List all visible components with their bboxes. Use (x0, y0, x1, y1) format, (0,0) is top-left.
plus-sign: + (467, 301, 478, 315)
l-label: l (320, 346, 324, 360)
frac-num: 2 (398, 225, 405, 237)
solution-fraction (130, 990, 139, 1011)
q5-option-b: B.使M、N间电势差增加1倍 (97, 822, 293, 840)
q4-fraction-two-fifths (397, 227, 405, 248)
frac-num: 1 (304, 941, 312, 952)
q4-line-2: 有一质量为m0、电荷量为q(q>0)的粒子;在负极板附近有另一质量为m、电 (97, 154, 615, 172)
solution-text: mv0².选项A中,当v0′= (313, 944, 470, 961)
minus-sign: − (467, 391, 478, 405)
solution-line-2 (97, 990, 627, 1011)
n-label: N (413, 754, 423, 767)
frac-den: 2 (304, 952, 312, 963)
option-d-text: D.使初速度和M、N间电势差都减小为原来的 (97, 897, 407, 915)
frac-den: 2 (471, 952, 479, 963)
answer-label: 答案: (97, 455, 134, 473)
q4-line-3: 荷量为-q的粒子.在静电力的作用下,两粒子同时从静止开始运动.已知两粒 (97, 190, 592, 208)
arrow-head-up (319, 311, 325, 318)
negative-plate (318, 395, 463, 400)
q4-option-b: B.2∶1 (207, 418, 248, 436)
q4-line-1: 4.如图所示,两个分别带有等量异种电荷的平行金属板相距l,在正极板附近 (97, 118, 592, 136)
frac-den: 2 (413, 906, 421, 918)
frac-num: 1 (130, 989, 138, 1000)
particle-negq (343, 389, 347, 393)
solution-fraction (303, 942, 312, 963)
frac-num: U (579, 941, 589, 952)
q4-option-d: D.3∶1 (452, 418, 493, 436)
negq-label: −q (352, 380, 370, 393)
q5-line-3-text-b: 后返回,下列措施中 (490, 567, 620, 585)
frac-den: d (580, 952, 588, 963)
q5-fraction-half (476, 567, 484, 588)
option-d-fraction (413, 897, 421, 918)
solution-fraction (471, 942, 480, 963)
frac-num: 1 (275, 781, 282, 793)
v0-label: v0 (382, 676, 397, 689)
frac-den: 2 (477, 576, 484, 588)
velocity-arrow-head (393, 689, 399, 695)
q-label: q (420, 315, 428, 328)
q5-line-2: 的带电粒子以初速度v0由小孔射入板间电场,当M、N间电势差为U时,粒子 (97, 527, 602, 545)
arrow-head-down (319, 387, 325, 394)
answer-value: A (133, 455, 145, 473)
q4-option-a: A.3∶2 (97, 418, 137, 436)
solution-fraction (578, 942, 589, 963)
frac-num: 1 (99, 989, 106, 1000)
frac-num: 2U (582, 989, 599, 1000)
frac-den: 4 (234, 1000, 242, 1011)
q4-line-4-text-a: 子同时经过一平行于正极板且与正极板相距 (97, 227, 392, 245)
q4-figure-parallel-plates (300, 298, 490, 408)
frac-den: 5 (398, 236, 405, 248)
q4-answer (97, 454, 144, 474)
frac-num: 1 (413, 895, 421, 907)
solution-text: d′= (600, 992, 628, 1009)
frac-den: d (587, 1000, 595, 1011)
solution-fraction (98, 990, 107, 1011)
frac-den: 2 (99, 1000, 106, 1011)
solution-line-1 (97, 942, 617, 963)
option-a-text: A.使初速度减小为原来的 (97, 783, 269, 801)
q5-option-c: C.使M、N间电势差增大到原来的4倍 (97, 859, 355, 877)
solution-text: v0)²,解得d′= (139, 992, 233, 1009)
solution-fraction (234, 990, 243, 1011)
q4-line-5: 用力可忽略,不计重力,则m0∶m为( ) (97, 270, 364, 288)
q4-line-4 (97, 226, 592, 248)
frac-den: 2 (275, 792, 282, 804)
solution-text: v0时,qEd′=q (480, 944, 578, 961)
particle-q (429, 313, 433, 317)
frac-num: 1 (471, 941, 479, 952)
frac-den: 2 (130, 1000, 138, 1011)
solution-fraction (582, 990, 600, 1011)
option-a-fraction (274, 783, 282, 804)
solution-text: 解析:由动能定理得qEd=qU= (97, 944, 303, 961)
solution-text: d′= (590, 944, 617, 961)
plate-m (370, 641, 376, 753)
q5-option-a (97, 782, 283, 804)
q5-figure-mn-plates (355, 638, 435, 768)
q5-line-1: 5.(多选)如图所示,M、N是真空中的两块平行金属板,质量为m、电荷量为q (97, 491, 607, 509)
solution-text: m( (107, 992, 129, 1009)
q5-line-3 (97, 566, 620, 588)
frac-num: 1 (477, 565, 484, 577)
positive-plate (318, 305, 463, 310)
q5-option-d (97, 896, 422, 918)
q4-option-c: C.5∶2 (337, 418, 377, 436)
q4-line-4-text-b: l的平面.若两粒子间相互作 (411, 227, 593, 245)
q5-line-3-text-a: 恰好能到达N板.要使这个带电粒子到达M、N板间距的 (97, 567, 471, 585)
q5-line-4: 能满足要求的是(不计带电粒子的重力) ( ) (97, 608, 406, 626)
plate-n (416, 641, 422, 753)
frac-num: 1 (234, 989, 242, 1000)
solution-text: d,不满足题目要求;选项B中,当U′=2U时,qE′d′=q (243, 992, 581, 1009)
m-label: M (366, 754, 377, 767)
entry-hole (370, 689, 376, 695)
__________________________________________________
## What the task requires
Reproduce every row above word for word, changing nothing.

## Task result
List all visible components with their bboxes. Use (x0, y0, x1, y1) format, (0,0) is top-left.
plus-sign: + (467, 301, 478, 315)
l-label: l (320, 346, 324, 360)
frac-num: 2 (398, 225, 405, 237)
solution-fraction (130, 990, 139, 1011)
q5-option-b: B.使M、N间电势差增加1倍 (97, 822, 293, 840)
q4-fraction-two-fifths (397, 227, 405, 248)
frac-num: 1 (304, 941, 312, 952)
q4-line-2: 有一质量为m0、电荷量为q(q>0)的粒子;在负极板附近有另一质量为m、电 (97, 154, 615, 172)
solution-text: mv0².选项A中,当v0′= (313, 944, 470, 961)
minus-sign: − (467, 391, 478, 405)
solution-line-2 (97, 990, 627, 1011)
n-label: N (413, 754, 423, 767)
frac-den: 2 (304, 952, 312, 963)
option-d-text: D.使初速度和M、N间电势差都减小为原来的 (97, 897, 407, 915)
frac-den: 2 (471, 952, 479, 963)
answer-label: 答案: (97, 455, 134, 473)
q4-line-3: 荷量为-q的粒子.在静电力的作用下,两粒子同时从静止开始运动.已知两粒 (97, 190, 592, 208)
arrow-head-up (319, 311, 325, 318)
negative-plate (318, 395, 463, 400)
q4-option-b: B.2∶1 (207, 418, 248, 436)
q4-line-1: 4.如图所示,两个分别带有等量异种电荷的平行金属板相距l,在正极板附近 (97, 118, 592, 136)
frac-den: 2 (413, 906, 421, 918)
frac-num: 1 (130, 989, 138, 1000)
particle-negq (343, 389, 347, 393)
solution-fraction (303, 942, 312, 963)
frac-num: U (579, 941, 589, 952)
q4-option-d: D.3∶1 (452, 418, 493, 436)
negq-label: −q (352, 380, 370, 393)
q5-line-3-text-b: 后返回,下列措施中 (490, 567, 620, 585)
frac-den: d (580, 952, 588, 963)
q5-fraction-half (476, 567, 484, 588)
option-d-fraction (413, 897, 421, 918)
solution-fraction (471, 942, 480, 963)
frac-num: 1 (275, 781, 282, 793)
v0-label: v0 (382, 676, 397, 689)
frac-den: 2 (477, 576, 484, 588)
velocity-arrow-head (393, 689, 399, 695)
q-label: q (420, 315, 428, 328)
q5-line-2: 的带电粒子以初速度v0由小孔射入板间电场,当M、N间电势差为U时,粒子 (97, 527, 602, 545)
arrow-head-down (319, 387, 325, 394)
answer-value: A (133, 455, 145, 473)
q4-option-a: A.3∶2 (97, 418, 137, 436)
solution-fraction (578, 942, 589, 963)
frac-num: 1 (99, 989, 106, 1000)
frac-num: 2U (582, 989, 599, 1000)
frac-den: 4 (234, 1000, 242, 1011)
q4-line-4-text-a: 子同时经过一平行于正极板且与正极板相距 (97, 227, 392, 245)
q4-figure-parallel-plates (300, 298, 490, 408)
frac-den: 5 (398, 236, 405, 248)
q4-answer (97, 454, 144, 474)
frac-num: 1 (413, 895, 421, 907)
solution-text: d′= (600, 992, 628, 1009)
frac-den: d (587, 1000, 595, 1011)
solution-fraction (98, 990, 107, 1011)
frac-den: 2 (99, 1000, 106, 1011)
solution-line-1 (97, 942, 617, 963)
option-a-text: A.使初速度减小为原来的 (97, 783, 269, 801)
q5-option-c: C.使M、N间电势差增大到原来的4倍 (97, 859, 355, 877)
solution-text: v0)²,解得d′= (139, 992, 233, 1009)
solution-fraction (234, 990, 243, 1011)
q4-line-5: 用力可忽略,不计重力,则m0∶m为( ) (97, 270, 364, 288)
q4-line-4 (97, 226, 592, 248)
frac-den: 2 (275, 792, 282, 804)
solution-text: v0时,qEd′=q (480, 944, 578, 961)
particle-q (429, 313, 433, 317)
frac-num: 1 (471, 941, 479, 952)
frac-den: 2 (130, 1000, 138, 1011)
solution-fraction (582, 990, 600, 1011)
option-a-fraction (274, 783, 282, 804)
solution-text: 解析:由动能定理得qEd=qU= (97, 944, 303, 961)
solution-text: d′= (590, 944, 617, 961)
plate-m (370, 641, 376, 753)
q5-option-a (97, 782, 283, 804)
q5-figure-mn-plates (355, 638, 435, 768)
q5-line-1: 5.(多选)如图所示,M、N是真空中的两块平行金属板,质量为m、电荷量为q (97, 491, 607, 509)
solution-text: m( (107, 992, 129, 1009)
q5-line-3 (97, 566, 620, 588)
frac-num: 1 (477, 565, 484, 577)
positive-plate (318, 305, 463, 310)
q5-option-d (97, 896, 422, 918)
q4-option-c: C.5∶2 (337, 418, 377, 436)
q4-line-4-text-b: l的平面.若两粒子间相互作 (411, 227, 593, 245)
q5-line-3-text-a: 恰好能到达N板.要使这个带电粒子到达M、N板间距的 (97, 567, 471, 585)
q5-line-4: 能满足要求的是(不计带电粒子的重力) ( ) (97, 608, 406, 626)
plate-n (416, 641, 422, 753)
frac-num: 1 (234, 989, 242, 1000)
solution-text: d,不满足题目要求;选项B中,当U′=2U时,qE′d′=q (243, 992, 581, 1009)
m-label: M (366, 754, 377, 767)
entry-hole (370, 689, 376, 695)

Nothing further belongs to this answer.